PROBLEM TO WORK ON:
Write out each line exactly as it stands, please.
## START DATA SUPPLIED
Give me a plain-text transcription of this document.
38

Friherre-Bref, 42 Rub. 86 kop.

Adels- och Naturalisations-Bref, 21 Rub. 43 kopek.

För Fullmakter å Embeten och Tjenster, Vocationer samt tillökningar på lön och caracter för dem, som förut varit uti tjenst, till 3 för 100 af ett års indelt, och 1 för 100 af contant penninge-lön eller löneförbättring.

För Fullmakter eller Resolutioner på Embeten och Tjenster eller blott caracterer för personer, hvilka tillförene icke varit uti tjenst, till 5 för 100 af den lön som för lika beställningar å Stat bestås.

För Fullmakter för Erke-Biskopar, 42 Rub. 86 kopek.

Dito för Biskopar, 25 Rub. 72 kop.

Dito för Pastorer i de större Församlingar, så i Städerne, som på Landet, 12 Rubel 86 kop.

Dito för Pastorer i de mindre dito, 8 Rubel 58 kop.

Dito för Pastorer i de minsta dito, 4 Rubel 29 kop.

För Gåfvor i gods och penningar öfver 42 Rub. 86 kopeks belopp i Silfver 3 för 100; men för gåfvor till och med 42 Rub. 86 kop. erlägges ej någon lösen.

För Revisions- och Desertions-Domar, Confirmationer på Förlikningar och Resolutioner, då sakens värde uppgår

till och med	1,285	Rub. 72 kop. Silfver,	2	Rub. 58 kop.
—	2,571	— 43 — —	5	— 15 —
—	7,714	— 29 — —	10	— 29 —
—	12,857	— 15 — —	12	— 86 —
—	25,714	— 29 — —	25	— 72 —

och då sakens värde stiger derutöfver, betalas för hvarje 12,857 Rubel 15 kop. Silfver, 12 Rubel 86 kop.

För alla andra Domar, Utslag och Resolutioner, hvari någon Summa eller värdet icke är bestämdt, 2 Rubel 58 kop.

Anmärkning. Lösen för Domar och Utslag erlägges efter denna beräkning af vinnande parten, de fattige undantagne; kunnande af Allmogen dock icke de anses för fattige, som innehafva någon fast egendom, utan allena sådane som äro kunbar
## END DATA SUPPLIED
COMPLETED TASK:
Give me a plain-text transcription of this document.
38

Friherre-Bref, 42 Rub. 86 kop.

Adels- och Naturalisations-Bref, 21 Rub. 43 kopek.

För Fullmakter å Embeten och Tjenster, Vocationer samt tillökningar på lön och caracter för dem, som förut varit uti tjenst, till 3 för 100 af ett års indelt, och 1 för 100 af contant penninge-lön eller löneförbättring.

För Fullmakter eller Resolutioner på Embeten och Tjenster eller blott caracterer för personer, hvilka tillförene icke varit uti tjenst, till 5 för 100 af den lön som för lika beställningar å Stat bestås.

För Fullmakter för Erke-Biskopar, 42 Rub. 86 kopek.

Dito för Biskopar, 25 Rub. 72 kop.

Dito för Pastorer i de större Församlingar, så i Städerne, som på Landet, 12 Rubel 86 kop.

Dito för Pastorer i de mindre dito, 8 Rubel 58 kop.

Dito för Pastorer i de minsta dito, 4 Rubel 29 kop.

För Gåfvor i gods och penningar öfver 42 Rub. 86 kopeks belopp i Silfver 3 för 100; men för gåfvor till och med 42 Rub. 86 kop. erlägges ej någon lösen.

För Revisions- och Desertions-Domar, Confirmationer på Förlikningar och Resolutioner, då sakens värde uppgår

till och med	1,285	Rub. 72 kop. Silfver,	2	Rub. 58 kop.
—	2,571	— 43 — —	5	— 15 —
—	7,714	— 29 — —	10	— 29 —
—	12,857	— 15 — —	12	— 86 —
—	25,714	— 29 — —	25	— 72 —

och då sakens värde stiger derutöfver, betalas för hvarje 12,857 Rubel 15 kop. Silfver, 12 Rubel 86 kop.

För alla andra Domar, Utslag och Resolutioner, hvari någon Summa eller värdet icke är bestämdt, 2 Rubel 58 kop.

Anmärkning. Lösen för Domar och Utslag erlägges efter denna beräkning af vinnande parten, de fattige undantagne; kunnande af Allmogen dock icke de anses för fattige, som innehafva någon fast egendom, utan allena sådane som äro kunbar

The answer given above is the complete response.